- **AIM OF THE EXERCISE**
Pick out the lines below that include the string "числе".

─── EXTRACTED DATA ───

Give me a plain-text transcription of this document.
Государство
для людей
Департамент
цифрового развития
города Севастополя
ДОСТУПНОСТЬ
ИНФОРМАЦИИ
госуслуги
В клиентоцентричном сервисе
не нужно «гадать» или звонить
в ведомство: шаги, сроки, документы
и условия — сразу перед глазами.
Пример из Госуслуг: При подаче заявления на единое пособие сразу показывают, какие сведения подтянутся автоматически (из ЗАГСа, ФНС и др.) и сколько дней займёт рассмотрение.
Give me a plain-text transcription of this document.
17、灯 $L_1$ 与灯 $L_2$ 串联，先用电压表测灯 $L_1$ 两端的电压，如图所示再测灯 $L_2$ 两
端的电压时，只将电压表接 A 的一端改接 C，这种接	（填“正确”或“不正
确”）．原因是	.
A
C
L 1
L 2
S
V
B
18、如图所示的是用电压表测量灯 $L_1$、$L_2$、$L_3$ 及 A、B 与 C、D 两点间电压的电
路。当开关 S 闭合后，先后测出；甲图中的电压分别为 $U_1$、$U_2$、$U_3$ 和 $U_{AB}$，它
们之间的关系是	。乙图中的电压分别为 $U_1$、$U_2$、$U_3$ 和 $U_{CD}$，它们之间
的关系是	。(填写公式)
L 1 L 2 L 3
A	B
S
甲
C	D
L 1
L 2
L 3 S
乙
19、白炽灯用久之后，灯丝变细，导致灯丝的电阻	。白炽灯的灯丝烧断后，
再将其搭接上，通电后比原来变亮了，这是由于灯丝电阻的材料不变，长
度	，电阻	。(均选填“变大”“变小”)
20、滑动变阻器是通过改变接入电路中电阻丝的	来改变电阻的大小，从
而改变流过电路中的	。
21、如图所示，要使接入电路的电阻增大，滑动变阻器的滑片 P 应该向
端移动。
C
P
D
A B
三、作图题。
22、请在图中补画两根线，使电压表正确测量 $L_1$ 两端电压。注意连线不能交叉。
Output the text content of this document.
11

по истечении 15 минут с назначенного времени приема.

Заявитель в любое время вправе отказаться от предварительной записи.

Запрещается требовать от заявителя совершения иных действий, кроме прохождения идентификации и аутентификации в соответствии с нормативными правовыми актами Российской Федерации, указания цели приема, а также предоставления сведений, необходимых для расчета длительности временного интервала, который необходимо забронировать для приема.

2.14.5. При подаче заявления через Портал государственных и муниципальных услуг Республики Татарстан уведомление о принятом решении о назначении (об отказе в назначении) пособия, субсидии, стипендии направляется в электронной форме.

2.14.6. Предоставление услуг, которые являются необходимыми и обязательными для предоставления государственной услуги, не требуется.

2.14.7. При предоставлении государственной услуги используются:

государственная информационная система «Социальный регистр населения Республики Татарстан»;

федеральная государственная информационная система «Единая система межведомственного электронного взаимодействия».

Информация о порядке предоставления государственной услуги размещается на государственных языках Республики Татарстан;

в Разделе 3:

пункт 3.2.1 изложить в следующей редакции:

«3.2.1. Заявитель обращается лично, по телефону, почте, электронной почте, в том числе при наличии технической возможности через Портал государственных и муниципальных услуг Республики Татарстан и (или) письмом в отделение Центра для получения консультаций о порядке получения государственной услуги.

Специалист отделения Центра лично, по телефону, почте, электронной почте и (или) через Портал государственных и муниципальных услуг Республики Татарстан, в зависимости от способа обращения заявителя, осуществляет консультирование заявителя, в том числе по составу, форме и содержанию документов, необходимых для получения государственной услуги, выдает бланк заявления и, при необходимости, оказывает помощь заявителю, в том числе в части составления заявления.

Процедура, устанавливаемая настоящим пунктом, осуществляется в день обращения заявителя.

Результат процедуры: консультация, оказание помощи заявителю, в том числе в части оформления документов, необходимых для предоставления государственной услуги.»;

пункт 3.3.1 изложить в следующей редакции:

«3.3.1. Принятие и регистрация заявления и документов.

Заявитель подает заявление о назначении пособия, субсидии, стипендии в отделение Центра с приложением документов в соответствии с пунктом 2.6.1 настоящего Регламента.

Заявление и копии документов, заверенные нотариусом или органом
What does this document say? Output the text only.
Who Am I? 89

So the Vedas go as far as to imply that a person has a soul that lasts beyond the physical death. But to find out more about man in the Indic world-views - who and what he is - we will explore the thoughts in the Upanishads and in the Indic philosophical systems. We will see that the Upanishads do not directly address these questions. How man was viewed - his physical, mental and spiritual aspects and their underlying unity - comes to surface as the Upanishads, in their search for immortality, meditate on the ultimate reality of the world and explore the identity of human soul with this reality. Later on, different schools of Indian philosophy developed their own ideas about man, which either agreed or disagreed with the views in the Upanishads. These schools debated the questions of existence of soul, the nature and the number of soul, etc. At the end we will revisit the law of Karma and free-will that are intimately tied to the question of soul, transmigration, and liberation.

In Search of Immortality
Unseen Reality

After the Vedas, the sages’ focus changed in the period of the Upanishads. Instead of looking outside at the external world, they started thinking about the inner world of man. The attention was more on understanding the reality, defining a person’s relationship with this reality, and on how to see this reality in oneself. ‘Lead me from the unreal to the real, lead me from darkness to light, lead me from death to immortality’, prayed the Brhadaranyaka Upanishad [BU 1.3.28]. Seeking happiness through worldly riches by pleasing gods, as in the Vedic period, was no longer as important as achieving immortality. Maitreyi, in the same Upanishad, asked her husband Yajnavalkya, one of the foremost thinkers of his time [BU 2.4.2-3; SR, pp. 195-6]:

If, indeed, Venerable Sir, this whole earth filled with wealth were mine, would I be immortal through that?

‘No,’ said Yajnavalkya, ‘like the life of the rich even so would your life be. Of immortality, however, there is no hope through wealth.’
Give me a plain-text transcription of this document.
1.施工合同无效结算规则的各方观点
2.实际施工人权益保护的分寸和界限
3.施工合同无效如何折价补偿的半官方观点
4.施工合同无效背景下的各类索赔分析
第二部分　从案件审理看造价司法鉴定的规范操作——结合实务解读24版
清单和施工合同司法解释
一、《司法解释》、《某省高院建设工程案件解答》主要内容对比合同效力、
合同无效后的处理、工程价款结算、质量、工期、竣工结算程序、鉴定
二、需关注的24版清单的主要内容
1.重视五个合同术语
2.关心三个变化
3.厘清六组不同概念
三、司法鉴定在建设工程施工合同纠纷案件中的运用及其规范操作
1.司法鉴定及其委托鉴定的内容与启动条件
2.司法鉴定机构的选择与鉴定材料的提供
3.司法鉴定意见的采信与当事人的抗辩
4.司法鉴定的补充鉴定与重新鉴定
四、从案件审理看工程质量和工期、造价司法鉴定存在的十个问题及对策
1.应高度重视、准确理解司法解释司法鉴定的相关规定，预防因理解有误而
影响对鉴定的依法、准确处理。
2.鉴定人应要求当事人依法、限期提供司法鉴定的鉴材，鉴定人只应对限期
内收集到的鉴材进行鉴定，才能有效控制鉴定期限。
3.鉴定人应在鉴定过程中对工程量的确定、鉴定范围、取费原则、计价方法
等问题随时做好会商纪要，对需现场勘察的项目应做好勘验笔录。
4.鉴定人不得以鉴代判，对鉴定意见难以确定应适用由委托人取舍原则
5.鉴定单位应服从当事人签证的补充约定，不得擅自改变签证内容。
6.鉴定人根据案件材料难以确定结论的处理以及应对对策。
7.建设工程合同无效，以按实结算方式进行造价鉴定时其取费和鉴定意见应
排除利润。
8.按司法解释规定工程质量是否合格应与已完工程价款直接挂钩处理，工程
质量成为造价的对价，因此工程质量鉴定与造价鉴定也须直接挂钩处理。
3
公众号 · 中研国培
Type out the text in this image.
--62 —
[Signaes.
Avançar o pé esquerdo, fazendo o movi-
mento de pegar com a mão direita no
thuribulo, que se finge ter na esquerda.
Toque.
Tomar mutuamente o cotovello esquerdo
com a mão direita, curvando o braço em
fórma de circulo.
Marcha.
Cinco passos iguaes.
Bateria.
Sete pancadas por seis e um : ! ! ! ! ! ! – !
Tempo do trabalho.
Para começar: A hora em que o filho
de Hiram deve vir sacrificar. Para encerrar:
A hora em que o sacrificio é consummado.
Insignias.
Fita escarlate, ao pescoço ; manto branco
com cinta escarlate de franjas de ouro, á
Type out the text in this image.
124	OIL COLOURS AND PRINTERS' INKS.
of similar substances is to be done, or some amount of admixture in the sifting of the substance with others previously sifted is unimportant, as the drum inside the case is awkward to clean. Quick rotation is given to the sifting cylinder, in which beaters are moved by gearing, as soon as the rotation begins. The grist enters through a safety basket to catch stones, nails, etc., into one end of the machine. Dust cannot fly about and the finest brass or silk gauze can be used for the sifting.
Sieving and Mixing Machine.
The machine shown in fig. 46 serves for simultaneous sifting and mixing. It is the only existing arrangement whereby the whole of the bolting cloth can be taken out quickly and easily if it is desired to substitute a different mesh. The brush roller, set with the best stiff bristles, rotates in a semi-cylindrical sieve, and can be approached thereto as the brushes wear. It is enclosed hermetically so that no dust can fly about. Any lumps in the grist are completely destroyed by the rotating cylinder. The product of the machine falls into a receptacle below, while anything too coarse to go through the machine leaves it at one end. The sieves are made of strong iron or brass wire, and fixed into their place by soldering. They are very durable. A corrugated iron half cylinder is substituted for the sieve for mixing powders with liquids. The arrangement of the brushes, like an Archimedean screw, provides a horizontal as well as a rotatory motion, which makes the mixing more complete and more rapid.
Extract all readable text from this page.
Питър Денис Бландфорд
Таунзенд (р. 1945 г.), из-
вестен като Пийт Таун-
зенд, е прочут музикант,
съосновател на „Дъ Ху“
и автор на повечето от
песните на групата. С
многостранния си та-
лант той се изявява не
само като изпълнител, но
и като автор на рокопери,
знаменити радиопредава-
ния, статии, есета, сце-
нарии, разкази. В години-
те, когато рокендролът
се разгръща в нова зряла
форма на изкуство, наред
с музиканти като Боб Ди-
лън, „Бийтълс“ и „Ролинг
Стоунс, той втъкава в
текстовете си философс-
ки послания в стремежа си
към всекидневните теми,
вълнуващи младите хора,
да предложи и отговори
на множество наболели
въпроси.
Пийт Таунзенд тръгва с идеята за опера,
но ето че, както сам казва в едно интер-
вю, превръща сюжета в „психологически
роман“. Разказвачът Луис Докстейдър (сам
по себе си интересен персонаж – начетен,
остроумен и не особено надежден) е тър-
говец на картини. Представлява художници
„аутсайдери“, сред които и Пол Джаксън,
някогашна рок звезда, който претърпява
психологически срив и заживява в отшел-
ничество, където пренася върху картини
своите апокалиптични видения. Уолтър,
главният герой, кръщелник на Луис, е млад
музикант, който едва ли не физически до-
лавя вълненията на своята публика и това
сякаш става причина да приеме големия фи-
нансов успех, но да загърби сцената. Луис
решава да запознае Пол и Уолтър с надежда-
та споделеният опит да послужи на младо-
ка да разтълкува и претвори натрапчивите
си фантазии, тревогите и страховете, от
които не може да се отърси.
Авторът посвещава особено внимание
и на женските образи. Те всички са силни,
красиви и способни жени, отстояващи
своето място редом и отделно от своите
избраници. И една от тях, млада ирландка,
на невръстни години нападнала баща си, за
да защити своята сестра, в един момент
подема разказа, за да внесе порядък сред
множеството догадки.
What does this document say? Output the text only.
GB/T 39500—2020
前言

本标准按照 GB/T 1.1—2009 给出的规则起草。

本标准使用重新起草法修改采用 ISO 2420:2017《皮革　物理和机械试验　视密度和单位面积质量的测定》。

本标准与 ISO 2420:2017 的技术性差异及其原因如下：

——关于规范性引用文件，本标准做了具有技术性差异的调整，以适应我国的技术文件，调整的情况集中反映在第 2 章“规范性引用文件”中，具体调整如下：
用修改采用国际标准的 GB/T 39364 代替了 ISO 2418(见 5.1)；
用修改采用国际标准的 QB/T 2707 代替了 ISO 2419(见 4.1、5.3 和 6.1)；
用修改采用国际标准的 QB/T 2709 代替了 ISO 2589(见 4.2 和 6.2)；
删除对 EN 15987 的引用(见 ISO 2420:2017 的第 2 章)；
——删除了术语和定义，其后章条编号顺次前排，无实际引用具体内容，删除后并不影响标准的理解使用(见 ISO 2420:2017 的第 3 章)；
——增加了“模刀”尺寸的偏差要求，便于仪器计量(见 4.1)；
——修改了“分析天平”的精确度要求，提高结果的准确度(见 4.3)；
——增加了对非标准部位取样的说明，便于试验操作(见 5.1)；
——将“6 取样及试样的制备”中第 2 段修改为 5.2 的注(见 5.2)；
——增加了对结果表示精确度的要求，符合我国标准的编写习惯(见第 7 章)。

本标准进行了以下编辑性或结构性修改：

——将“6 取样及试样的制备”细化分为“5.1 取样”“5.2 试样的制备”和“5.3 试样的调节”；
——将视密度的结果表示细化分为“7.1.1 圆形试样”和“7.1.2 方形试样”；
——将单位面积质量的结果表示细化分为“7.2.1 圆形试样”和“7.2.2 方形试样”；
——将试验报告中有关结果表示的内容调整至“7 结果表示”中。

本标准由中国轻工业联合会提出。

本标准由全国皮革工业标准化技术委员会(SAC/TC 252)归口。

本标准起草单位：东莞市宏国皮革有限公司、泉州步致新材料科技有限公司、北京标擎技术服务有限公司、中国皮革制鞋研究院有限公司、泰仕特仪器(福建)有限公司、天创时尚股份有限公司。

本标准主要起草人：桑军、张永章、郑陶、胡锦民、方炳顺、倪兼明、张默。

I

───

- **RESPONSE**
«3.2.1. Заявитель обращается лично, по телефону, почте, электронной почте, в том числе при наличии технической возможности через Портал государственных и муниципальных услуг Республики Татарстан и (или) письмом в отделение Центра для получения консультаций о порядке получения государственной услуги.
Специалист отделения Центра лично, по телефону, почте, электронной почте и (или) через Портал государственных и муниципальных услуг Республики Татарстан, в зависимости от способа обращения заявителя, осуществляет консультирование заявителя, в том числе по составу, форме и содержанию документов, необходимых для получения государственной услуги, выдает бланк заявления и, при необходимости, оказывает помощь заявителю, в том числе в части составления заявления.
Результат процедуры: консультация, оказание помощи заявителю, в том числе в части оформления документов, необходимых для предоставления государственной услуги.»;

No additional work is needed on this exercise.